* **TASK GOAL**: Without the pictures, repeat the listing character for character.

━━ RECORDS FOR THIS TASK ━━

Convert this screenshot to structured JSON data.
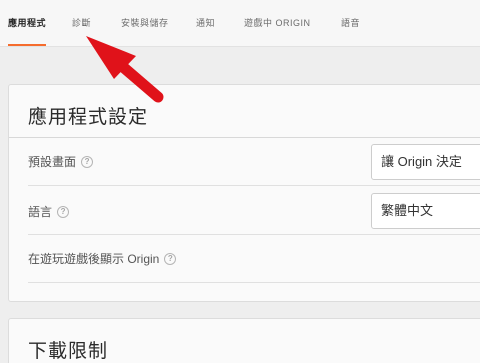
{
  "tabs": [
    {
      "label": "應用程式",
      "active": true
    },
    {
      "label": "診斷",
      "active": false
    },
    {
      "label": "安裝與儲存",
      "active": false
    },
    {
      "label": "通知",
      "active": false
    },
    {
      "label": "遊戲中 ORIGIN",
      "active": false
    },
    {
      "label": "語音",
      "active": false
    }
  ],
  "app_settings": {
    "title": "應用程式設定",
    "rows": [
      {
        "label": "預設畫面",
        "help_icon": "question-circle-icon",
        "value": "讓 Origin 決定"
      },
      {
        "label": "語言",
        "help_icon": "question-circle-icon",
        "value": "繁體中文"
      },
      {
        "label": "在遊玩遊戲後顯示 Origin",
        "help_icon": "question-circle-icon"
      }
    ]
  },
  "download_limits": {
    "title": "下載限制"
  },
  "annotation": {
    "icon": "red-arrow-icon",
    "color": "#e0121a"
  },
  "colors": {
    "accent": "#f56c2d",
    "background": "#eeeeee",
    "panel": "#fafafa"
  }
}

━━━

* **ANSWER BELOW**:
Convert this screenshot to structured JSON data.
{
  "tabs": [
    {
      "label": "應用程式",
      "active": true
    },
    {
      "label": "診斷",
      "active": false
    },
    {
      "label": "安裝與儲存",
      "active": false
    },
    {
      "label": "通知",
      "active": false
    },
    {
      "label": "遊戲中 ORIGIN",
      "active": false
    },
    {
      "label": "語音",
      "active": false
    }
  ],
  "app_settings": {
    "title": "應用程式設定",
    "rows": [
      {
        "label": "預設畫面",
        "help_icon": "question-circle-icon",
        "value": "讓 Origin 決定"
      },
      {
        "label": "語言",
        "help_icon": "question-circle-icon",
        "value": "繁體中文"
      },
      {
        "label": "在遊玩遊戲後顯示 Origin",
        "help_icon": "question-circle-icon"
      }
    ]
  },
  "download_limits": {
    "title": "下載限制"
  },
  "annotation": {
    "icon": "red-arrow-icon",
    "color": "#e0121a"
  },
  "colors": {
    "accent": "#f56c2d",
    "background": "#eeeeee",
    "panel": "#fafafa"
  }
}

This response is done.